Data provided:
----------------

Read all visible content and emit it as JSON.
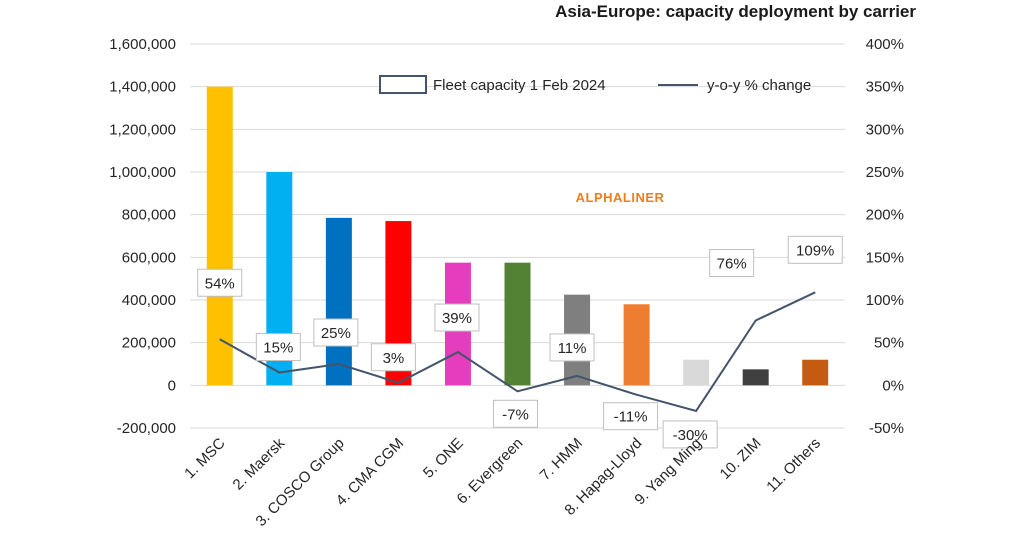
{
  "chart_data": {
    "type": "bar",
    "title": "Asia-Europe: capacity deployment by carrier",
    "watermark": "ALPHALINER",
    "categories": [
      "1. MSC",
      "2. Maersk",
      "3. COSCO Group",
      "4. CMA CGM",
      "5. ONE",
      "6. Evergreen",
      "7. HMM",
      "8. Hapag-Lloyd",
      "9. Yang Ming",
      "10. ZIM",
      "11. Others"
    ],
    "series": [
      {
        "name": "Fleet capacity 1 Feb 2024",
        "type": "bar",
        "axis": "left",
        "values": [
          1400000,
          1000000,
          785000,
          770000,
          575000,
          575000,
          425000,
          380000,
          120000,
          75000,
          120000
        ],
        "colors": [
          "#ffc000",
          "#00b0f0",
          "#0070c0",
          "#ff0000",
          "#e63cbe",
          "#548235",
          "#7f7f7f",
          "#ed7d31",
          "#d9d9d9",
          "#404040",
          "#c55a11"
        ]
      },
      {
        "name": "y-o-y % change",
        "type": "line",
        "axis": "right",
        "values": [
          54,
          15,
          25,
          3,
          39,
          -7,
          11,
          -11,
          -30,
          76,
          109
        ],
        "labels": [
          "54%",
          "15%",
          "25%",
          "3%",
          "39%",
          "-7%",
          "11%",
          "-11%",
          "-30%",
          "76%",
          "109%"
        ],
        "color": "#44546a"
      }
    ],
    "yLeft": {
      "min": -200000,
      "max": 1600000,
      "ticks": [
        1600000,
        1400000,
        1200000,
        1000000,
        800000,
        600000,
        400000,
        200000,
        0,
        -200000
      ],
      "tick_labels": [
        "1,600,000",
        "1,400,000",
        "1,200,000",
        "1,000,000",
        "800,000",
        "600,000",
        "400,000",
        "200,000",
        "0",
        "-200,000"
      ]
    },
    "yRight": {
      "min": -50,
      "max": 400,
      "ticks": [
        400,
        350,
        300,
        250,
        200,
        150,
        100,
        50,
        0,
        -50
      ],
      "tick_labels": [
        "400%",
        "350%",
        "300%",
        "250%",
        "200%",
        "150%",
        "100%",
        "50%",
        "0%",
        "-50%"
      ]
    },
    "grid": true,
    "legend_position": "top-right"
  }
}
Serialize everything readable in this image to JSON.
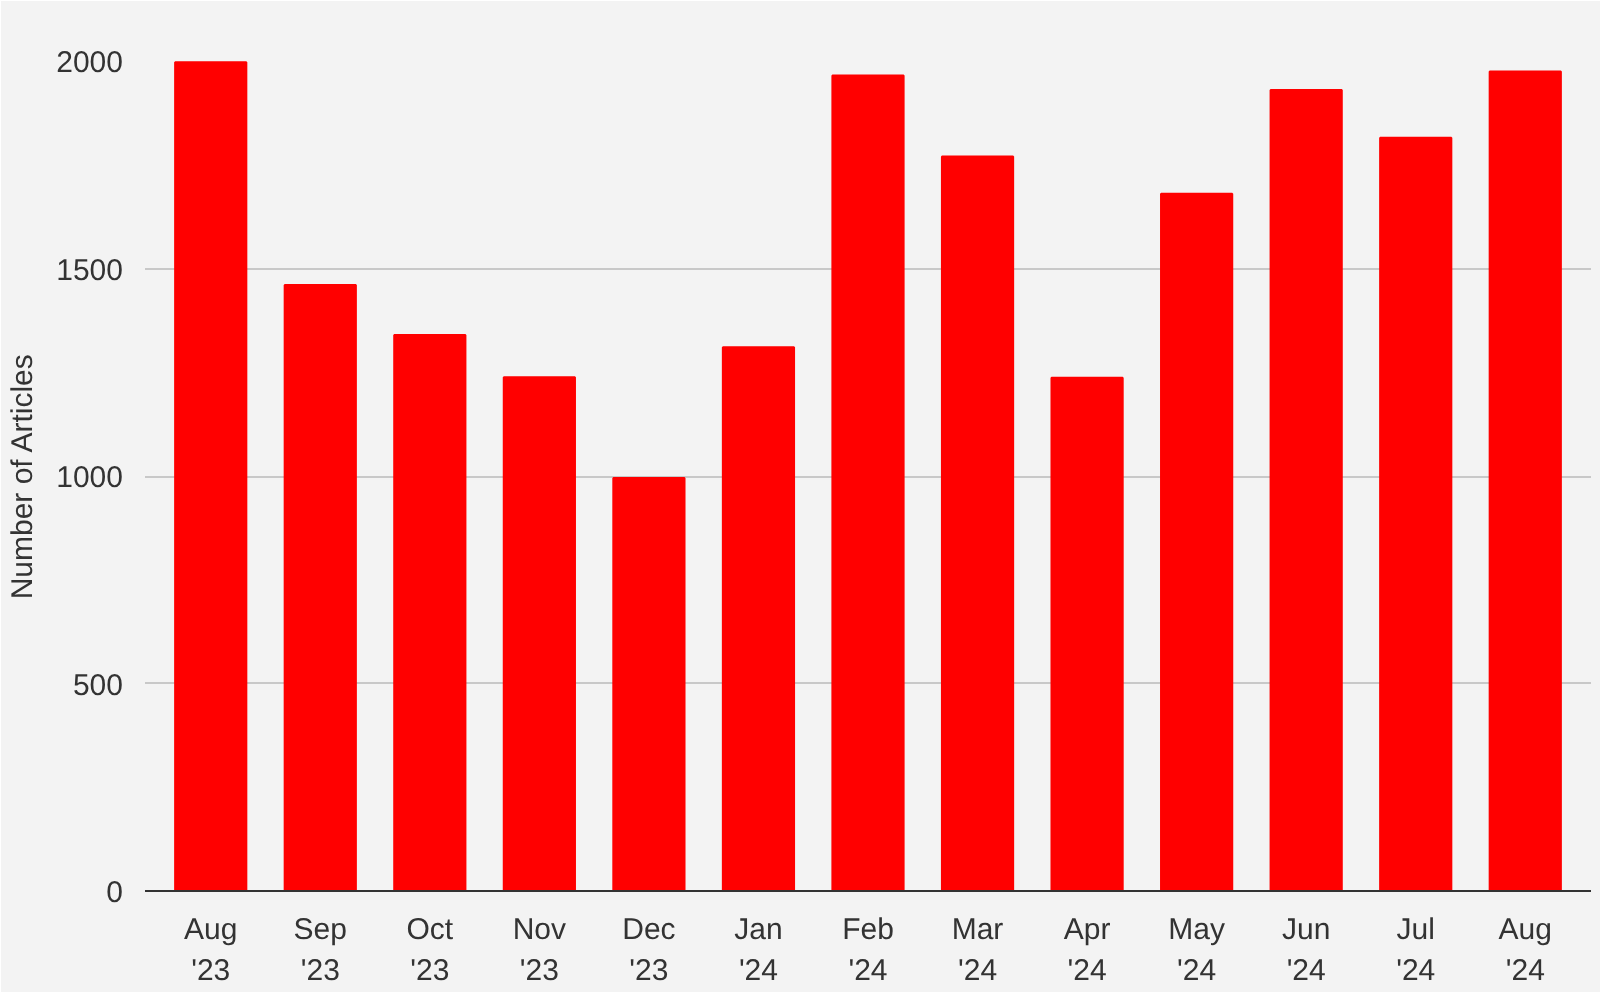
{
  "chart_data": {
    "type": "bar",
    "ylabel": "Number of Articles",
    "categories": [
      "Aug\n'23",
      "Sep\n'23",
      "Oct\n'23",
      "Nov\n'23",
      "Dec\n'23",
      "Jan\n'24",
      "Feb\n'24",
      "Mar\n'24",
      "Apr\n'24",
      "May\n'24",
      "Jun\n'24",
      "Jul\n'24",
      "Aug\n'24"
    ],
    "values": [
      1997,
      1460,
      1340,
      1238,
      995,
      1310,
      1965,
      1770,
      1237,
      1680,
      1930,
      1815,
      1975
    ],
    "color": "#ff0000",
    "ylim": [
      0,
      2000
    ],
    "yticks": [
      0,
      500,
      1000,
      1500,
      2000
    ],
    "grid": "y"
  }
}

----------------

What to work on: All of the entries need to be transcribed word for word; pictures are left out.

Task response:
Read all visible content and emit it as JSON.
{
  "chart_data": {
    "type": "bar",
    "title": "Asia-Europe: capacity deployment by carrier",
    "watermark": "ALPHALINER",
    "categories": [
      "1. MSC",
      "2. Maersk",
      "3. COSCO Group",
      "4. CMA CGM",
      "5. ONE",
      "6. Evergreen",
      "7. HMM",
      "8. Hapag-Lloyd",
      "9. Yang Ming",
      "10. ZIM",
      "11. Others"
    ],
    "series": [
      {
        "name": "Fleet capacity 1 Feb 2024",
        "type": "bar",
        "axis": "left",
        "values": [
          1400000,
          1000000,
          785000,
          770000,
          575000,
          575000,
          425000,
          380000,
          120000,
          75000,
          120000
        ],
        "colors": [
          "#ffc000",
          "#00b0f0",
          "#0070c0",
          "#ff0000",
          "#e63cbe",
          "#548235",
          "#7f7f7f",
          "#ed7d31",
          "#d9d9d9",
          "#404040",
          "#c55a11"
        ]
      },
      {
        "name": "y-o-y % change",
        "type": "line",
        "axis": "right",
        "values": [
          54,
          15,
          25,
          3,
          39,
          -7,
          11,
          -11,
          -30,
          76,
          109
        ],
        "labels": [
          "54%",
          "15%",
          "25%",
          "3%",
          "39%",
          "-7%",
          "11%",
          "-11%",
          "-30%",
          "76%",
          "109%"
        ],
        "color": "#44546a"
      }
    ],
    "yLeft": {
      "min": -200000,
      "max": 1600000,
      "ticks": [
        1600000,
        1400000,
        1200000,
        1000000,
        800000,
        600000,
        400000,
        200000,
        0,
        -200000
      ],
      "tick_labels": [
        "1,600,000",
        "1,400,000",
        "1,200,000",
        "1,000,000",
        "800,000",
        "600,000",
        "400,000",
        "200,000",
        "0",
        "-200,000"
      ]
    },
    "yRight": {
      "min": -50,
      "max": 400,
      "ticks": [
        400,
        350,
        300,
        250,
        200,
        150,
        100,
        50,
        0,
        -50
      ],
      "tick_labels": [
        "400%",
        "350%",
        "300%",
        "250%",
        "200%",
        "150%",
        "100%",
        "50%",
        "0%",
        "-50%"
      ]
    },
    "grid": true,
    "legend_position": "top-right"
  }
}
Serialize everything readable in this image to JSON.
{
  "chart_data": {
    "type": "bar",
    "ylabel": "Number of Articles",
    "categories": [
      "Aug\n'23",
      "Sep\n'23",
      "Oct\n'23",
      "Nov\n'23",
      "Dec\n'23",
      "Jan\n'24",
      "Feb\n'24",
      "Mar\n'24",
      "Apr\n'24",
      "May\n'24",
      "Jun\n'24",
      "Jul\n'24",
      "Aug\n'24"
    ],
    "values": [
      1997,
      1460,
      1340,
      1238,
      995,
      1310,
      1965,
      1770,
      1237,
      1680,
      1930,
      1815,
      1975
    ],
    "color": "#ff0000",
    "ylim": [
      0,
      2000
    ],
    "yticks": [
      0,
      500,
      1000,
      1500,
      2000
    ],
    "grid": "y"
  }
}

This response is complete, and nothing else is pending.